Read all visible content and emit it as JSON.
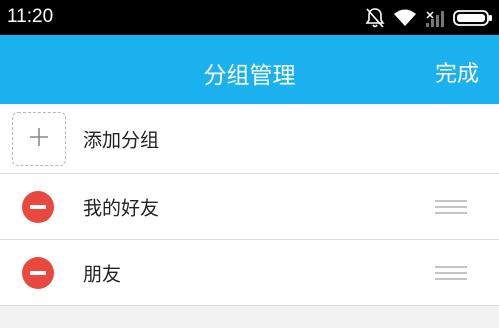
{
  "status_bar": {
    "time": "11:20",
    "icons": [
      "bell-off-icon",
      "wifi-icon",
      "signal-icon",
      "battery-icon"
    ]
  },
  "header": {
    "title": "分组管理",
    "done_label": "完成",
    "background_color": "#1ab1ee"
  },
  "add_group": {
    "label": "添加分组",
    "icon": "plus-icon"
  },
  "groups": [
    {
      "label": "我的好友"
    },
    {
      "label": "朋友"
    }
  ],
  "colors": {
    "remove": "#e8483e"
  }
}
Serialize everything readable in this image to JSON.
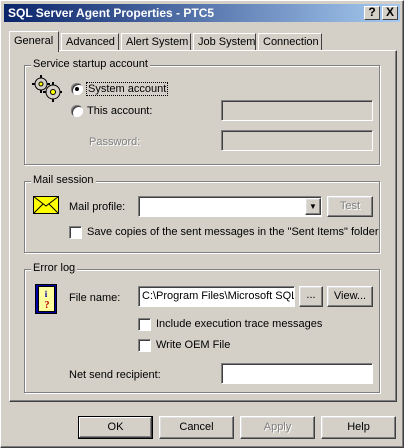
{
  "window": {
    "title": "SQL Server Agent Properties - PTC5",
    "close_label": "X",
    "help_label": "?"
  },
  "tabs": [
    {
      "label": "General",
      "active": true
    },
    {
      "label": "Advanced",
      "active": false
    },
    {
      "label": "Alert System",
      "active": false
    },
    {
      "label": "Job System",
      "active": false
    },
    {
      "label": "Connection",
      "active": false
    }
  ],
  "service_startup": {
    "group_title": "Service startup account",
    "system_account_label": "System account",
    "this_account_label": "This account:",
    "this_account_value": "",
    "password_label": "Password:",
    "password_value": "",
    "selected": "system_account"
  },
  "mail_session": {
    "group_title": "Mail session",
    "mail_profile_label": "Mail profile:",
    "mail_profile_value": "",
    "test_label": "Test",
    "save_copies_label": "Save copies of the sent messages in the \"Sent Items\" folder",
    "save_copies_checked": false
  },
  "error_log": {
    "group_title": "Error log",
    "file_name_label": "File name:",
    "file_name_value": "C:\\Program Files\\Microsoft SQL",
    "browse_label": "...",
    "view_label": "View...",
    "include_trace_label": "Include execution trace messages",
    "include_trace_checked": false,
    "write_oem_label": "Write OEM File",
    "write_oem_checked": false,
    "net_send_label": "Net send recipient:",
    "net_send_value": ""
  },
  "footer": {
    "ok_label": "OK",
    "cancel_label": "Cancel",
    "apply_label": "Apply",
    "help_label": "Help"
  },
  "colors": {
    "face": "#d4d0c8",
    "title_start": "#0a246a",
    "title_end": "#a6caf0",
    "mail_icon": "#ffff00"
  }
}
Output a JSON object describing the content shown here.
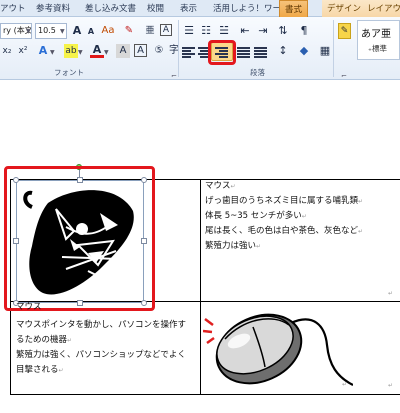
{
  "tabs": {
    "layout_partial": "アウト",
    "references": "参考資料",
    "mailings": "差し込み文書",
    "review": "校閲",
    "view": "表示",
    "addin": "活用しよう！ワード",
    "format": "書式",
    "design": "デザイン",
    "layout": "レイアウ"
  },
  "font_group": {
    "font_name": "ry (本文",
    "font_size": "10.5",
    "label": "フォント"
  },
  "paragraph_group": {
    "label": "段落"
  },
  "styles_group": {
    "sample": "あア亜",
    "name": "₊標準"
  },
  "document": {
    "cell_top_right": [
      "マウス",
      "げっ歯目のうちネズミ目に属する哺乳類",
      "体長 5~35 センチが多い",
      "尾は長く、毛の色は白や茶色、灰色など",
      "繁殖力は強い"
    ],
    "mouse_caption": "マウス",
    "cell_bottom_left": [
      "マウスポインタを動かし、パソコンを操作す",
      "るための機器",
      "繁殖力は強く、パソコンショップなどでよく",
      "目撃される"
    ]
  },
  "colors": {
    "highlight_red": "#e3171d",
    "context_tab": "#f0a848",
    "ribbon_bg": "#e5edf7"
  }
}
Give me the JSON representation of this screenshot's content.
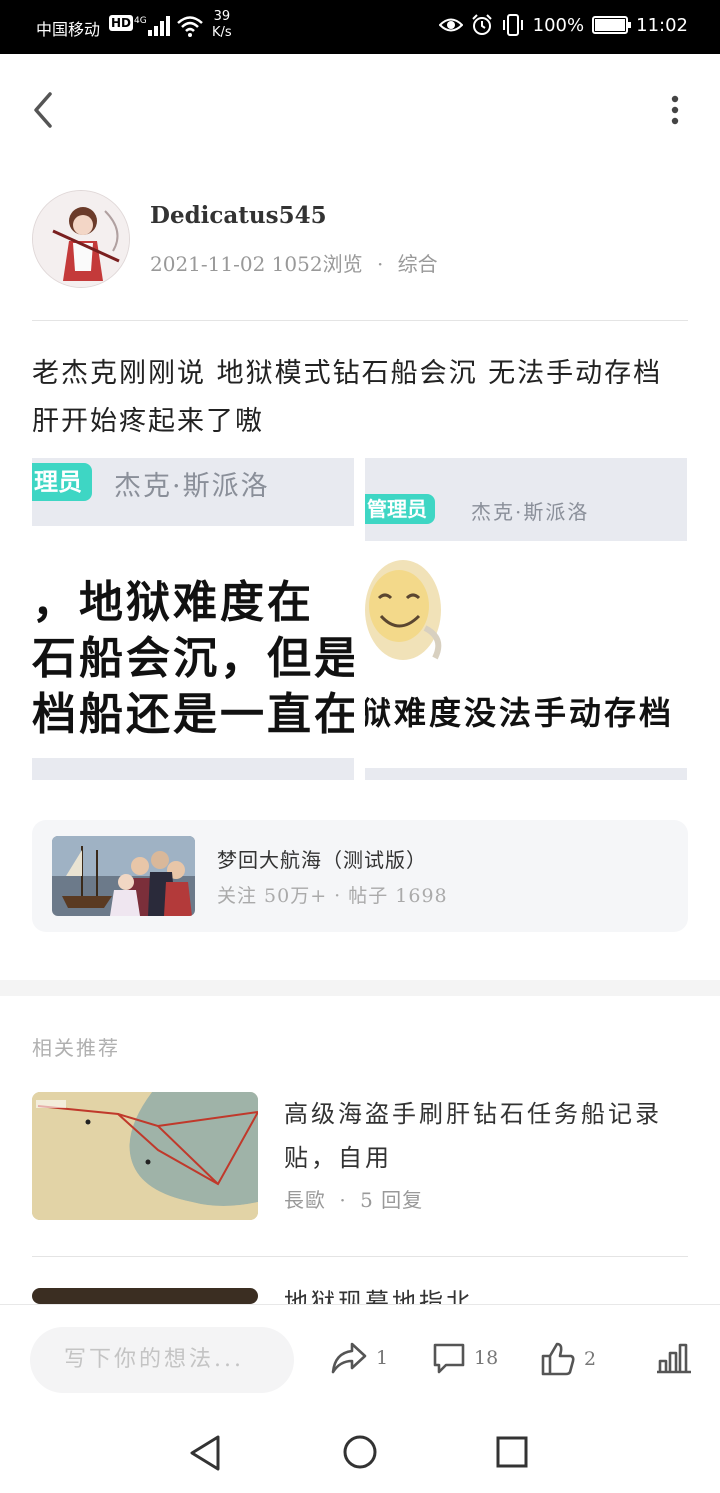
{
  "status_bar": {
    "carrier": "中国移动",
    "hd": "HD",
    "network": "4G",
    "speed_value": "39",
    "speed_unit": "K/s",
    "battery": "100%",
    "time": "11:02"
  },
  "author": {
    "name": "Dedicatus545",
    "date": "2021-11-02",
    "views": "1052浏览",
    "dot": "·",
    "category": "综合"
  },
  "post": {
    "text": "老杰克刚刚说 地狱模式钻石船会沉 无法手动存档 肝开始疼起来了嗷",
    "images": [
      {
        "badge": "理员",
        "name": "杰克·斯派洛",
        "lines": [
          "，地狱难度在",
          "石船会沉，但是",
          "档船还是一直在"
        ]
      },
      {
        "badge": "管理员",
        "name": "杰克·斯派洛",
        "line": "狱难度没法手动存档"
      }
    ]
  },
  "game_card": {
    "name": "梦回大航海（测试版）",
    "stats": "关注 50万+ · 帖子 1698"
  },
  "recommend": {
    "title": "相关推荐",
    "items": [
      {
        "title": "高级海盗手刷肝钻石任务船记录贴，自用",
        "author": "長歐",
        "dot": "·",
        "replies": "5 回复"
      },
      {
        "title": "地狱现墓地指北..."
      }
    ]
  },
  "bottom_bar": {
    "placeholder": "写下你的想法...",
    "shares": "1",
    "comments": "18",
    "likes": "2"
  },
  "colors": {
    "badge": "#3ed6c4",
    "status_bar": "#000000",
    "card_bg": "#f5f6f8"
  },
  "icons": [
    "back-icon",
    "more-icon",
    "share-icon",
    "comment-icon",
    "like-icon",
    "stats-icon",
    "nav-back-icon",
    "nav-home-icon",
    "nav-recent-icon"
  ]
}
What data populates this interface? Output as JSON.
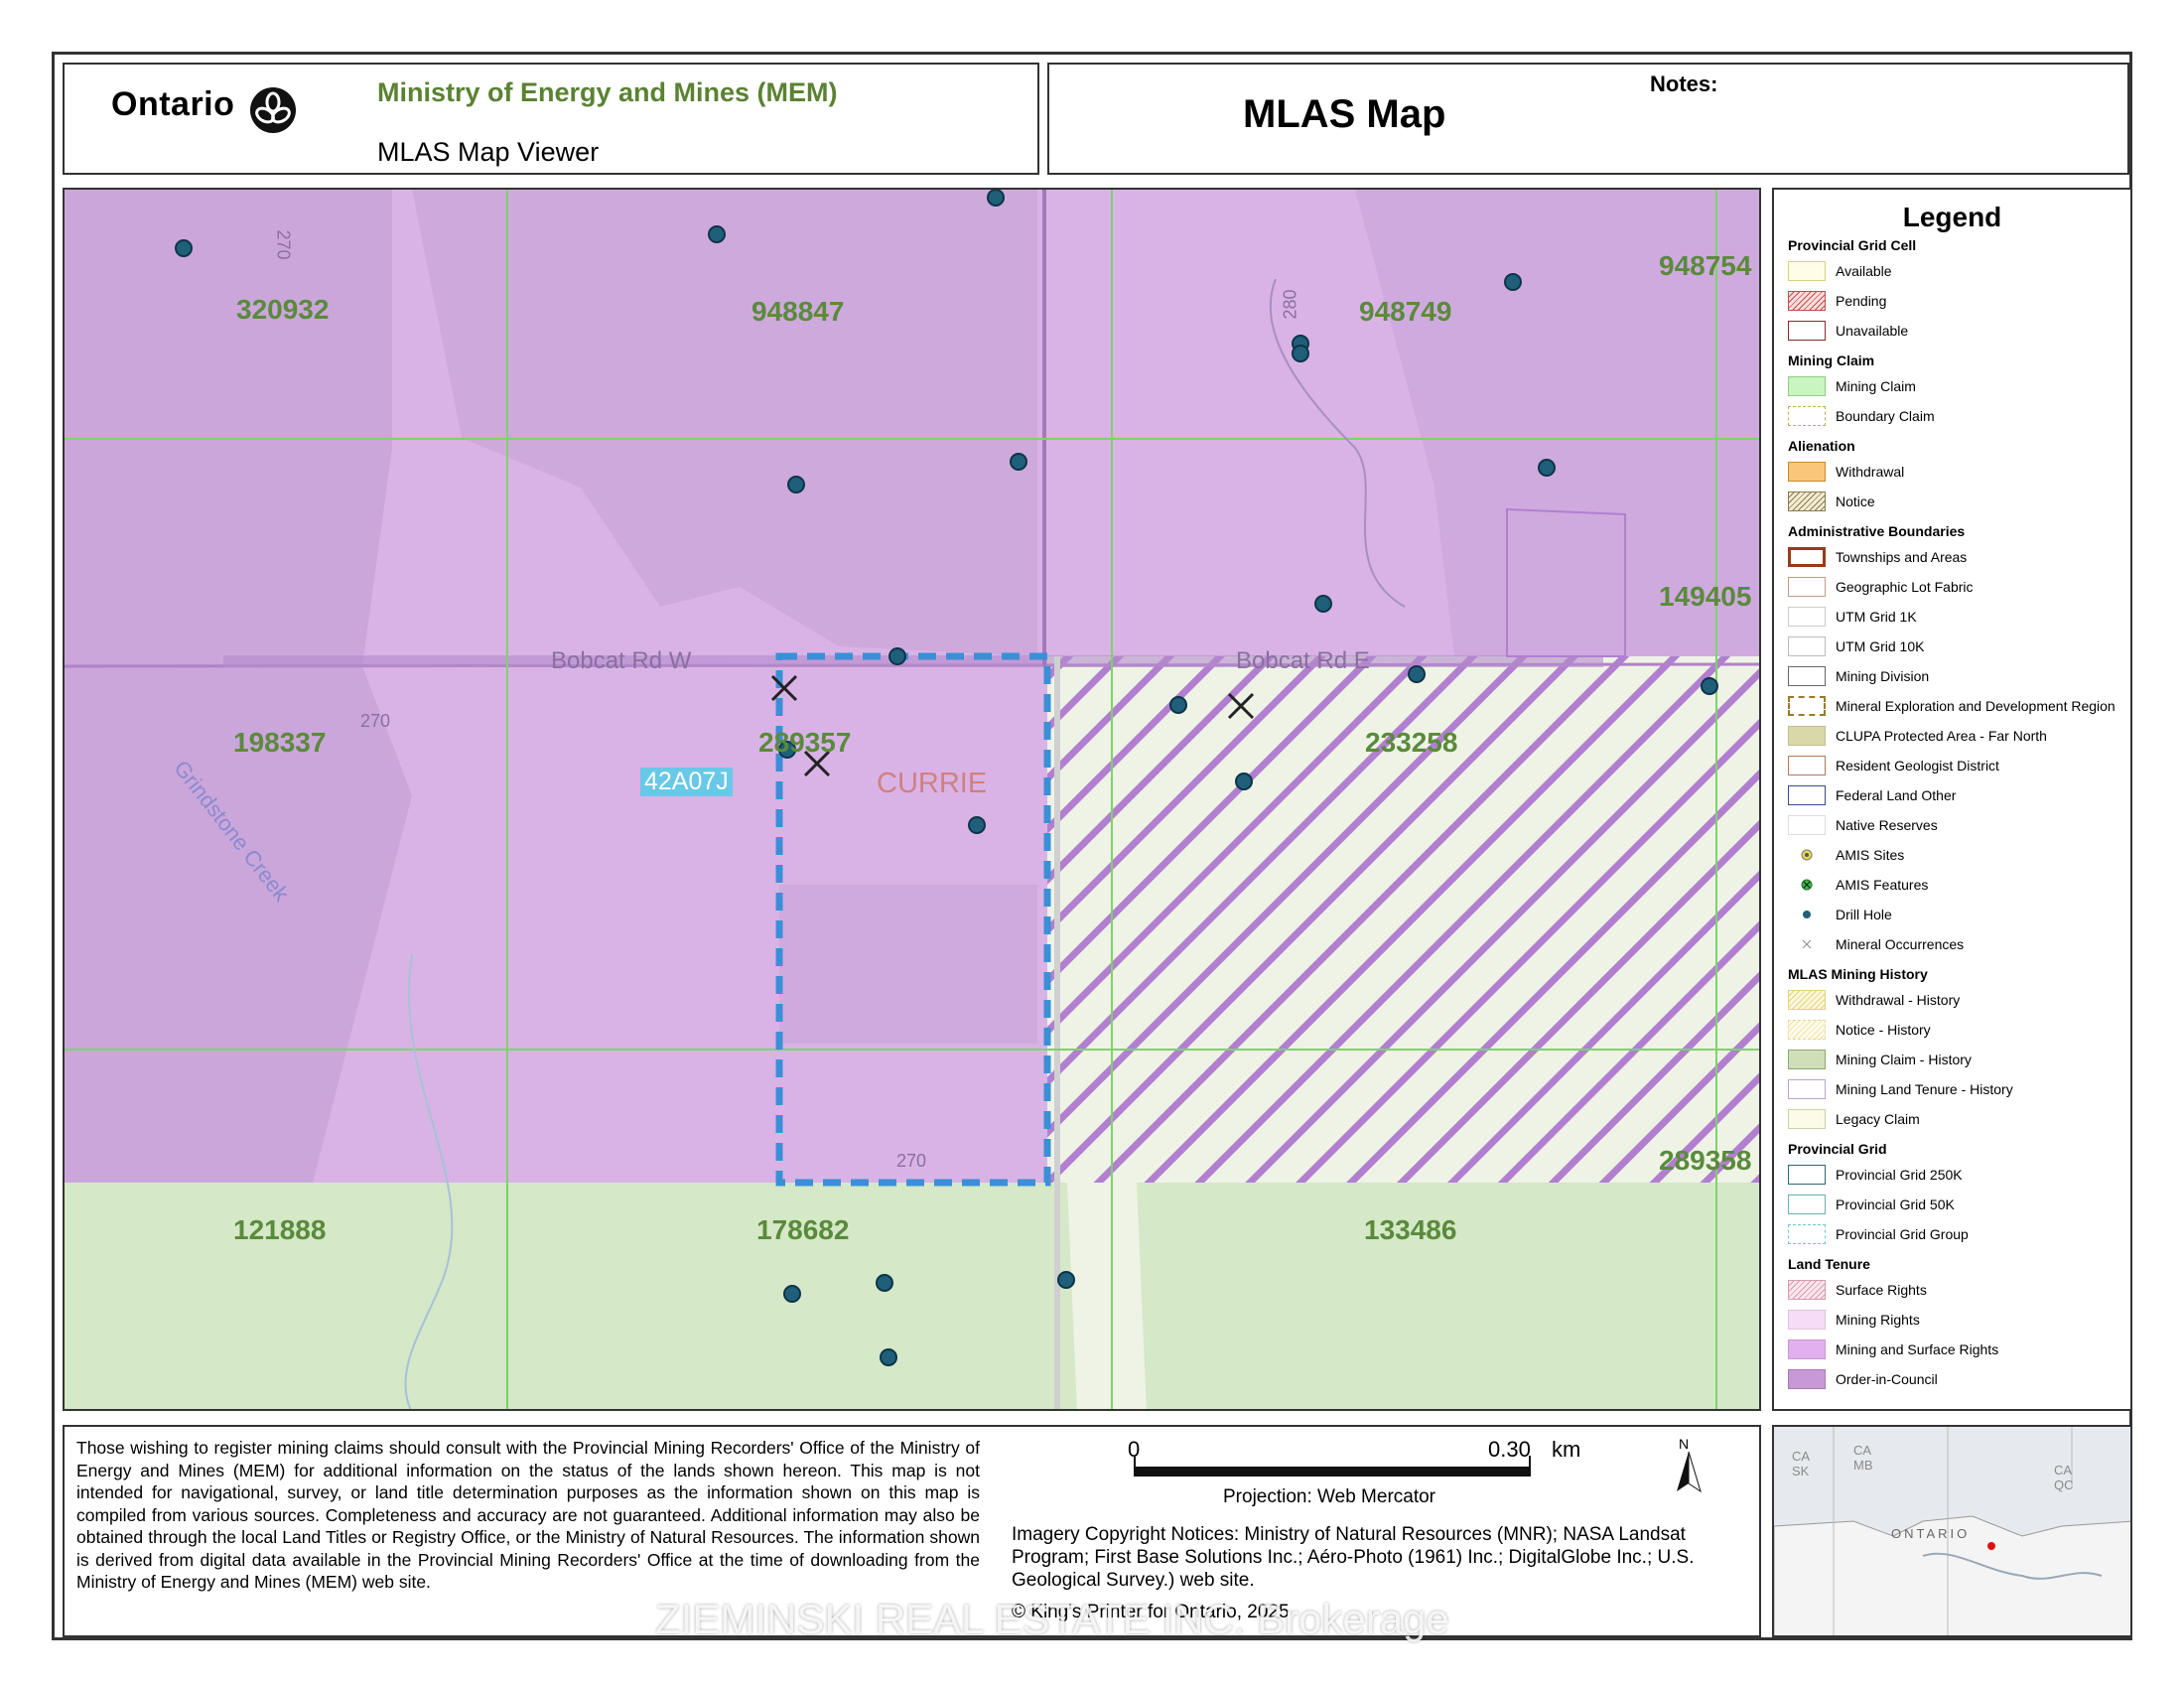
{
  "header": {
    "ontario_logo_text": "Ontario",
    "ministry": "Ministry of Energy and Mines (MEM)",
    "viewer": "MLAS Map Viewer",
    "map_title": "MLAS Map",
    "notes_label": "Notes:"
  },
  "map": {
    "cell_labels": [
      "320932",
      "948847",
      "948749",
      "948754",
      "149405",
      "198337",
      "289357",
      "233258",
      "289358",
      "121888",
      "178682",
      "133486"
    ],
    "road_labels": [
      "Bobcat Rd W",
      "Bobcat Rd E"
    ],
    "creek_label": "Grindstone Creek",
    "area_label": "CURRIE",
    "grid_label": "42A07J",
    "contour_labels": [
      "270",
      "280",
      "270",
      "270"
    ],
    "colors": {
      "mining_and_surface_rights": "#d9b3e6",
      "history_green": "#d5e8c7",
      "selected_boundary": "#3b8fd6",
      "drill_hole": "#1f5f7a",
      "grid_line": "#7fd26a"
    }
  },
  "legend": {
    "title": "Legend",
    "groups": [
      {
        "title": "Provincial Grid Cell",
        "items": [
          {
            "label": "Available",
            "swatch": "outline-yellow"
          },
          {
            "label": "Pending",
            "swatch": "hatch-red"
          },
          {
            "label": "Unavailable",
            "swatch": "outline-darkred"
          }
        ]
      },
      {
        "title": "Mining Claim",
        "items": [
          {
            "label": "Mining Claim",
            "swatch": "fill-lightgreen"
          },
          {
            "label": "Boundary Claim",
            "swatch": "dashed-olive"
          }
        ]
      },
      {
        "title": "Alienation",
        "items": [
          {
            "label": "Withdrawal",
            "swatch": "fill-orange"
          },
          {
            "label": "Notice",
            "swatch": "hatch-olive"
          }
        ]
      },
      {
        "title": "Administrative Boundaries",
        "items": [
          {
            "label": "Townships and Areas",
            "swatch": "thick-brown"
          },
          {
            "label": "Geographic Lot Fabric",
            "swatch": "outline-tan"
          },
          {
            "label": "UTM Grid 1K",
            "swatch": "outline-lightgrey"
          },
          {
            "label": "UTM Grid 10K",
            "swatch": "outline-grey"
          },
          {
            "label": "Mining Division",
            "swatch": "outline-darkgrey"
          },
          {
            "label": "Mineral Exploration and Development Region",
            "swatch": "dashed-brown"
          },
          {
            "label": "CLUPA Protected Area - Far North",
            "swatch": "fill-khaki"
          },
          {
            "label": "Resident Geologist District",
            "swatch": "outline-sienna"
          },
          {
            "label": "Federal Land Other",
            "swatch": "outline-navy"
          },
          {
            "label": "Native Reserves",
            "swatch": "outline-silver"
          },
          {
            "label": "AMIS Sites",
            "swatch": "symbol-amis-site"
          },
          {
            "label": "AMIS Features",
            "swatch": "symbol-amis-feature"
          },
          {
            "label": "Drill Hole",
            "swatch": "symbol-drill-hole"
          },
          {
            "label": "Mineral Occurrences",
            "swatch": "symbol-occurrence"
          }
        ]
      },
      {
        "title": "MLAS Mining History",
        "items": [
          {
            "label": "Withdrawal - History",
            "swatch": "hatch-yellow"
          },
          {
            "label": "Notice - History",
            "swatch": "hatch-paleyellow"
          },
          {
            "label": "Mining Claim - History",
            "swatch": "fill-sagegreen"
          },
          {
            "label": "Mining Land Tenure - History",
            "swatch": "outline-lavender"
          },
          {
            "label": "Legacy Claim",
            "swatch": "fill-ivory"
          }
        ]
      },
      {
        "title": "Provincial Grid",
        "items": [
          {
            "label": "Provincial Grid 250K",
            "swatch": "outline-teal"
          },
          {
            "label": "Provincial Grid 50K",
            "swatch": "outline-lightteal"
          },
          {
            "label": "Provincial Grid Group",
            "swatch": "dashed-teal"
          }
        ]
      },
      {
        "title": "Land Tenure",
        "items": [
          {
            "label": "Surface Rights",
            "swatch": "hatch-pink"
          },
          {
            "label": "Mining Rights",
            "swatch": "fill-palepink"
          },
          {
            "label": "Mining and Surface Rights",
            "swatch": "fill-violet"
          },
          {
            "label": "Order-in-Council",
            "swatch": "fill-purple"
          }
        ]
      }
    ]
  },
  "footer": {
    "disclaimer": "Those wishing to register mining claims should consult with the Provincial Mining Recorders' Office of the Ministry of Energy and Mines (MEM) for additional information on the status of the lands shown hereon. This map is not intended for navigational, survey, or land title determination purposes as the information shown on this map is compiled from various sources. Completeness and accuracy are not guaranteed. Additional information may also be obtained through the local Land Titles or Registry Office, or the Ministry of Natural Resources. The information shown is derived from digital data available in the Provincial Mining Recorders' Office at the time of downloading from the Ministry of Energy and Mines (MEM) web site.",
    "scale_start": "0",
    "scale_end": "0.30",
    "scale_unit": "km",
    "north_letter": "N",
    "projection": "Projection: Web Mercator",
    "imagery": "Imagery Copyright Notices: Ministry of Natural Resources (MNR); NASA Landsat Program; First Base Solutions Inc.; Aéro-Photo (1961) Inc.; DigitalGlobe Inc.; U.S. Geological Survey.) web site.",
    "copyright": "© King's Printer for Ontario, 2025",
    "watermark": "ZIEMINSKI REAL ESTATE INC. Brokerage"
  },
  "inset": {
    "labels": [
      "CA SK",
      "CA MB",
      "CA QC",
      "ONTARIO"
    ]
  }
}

**Problem requirements**
Gather each line of the listing containing the word "Mines" and show it.

**Task solution**
    "ministry": "Ministry of Energy and Mines (MEM)",
    "disclaimer": "Those wishing to register mining claims should consult with the Provincial Mining Recorders' Office of the Ministry of Energy and Mines (MEM) for additional information on the status of the lands shown hereon. This map is not intended for navigational, survey, or land title determination purposes as the information shown on this map is compiled from various sources. Completeness and accuracy are not guaranteed. Additional information may also be obtained through the local Land Titles or Registry Office, or the Ministry of Natural Resources. The information shown is derived from digital data available in the Provincial Mining Recorders' Office at the time of downloading from the Ministry of Energy and Mines (MEM) web site.",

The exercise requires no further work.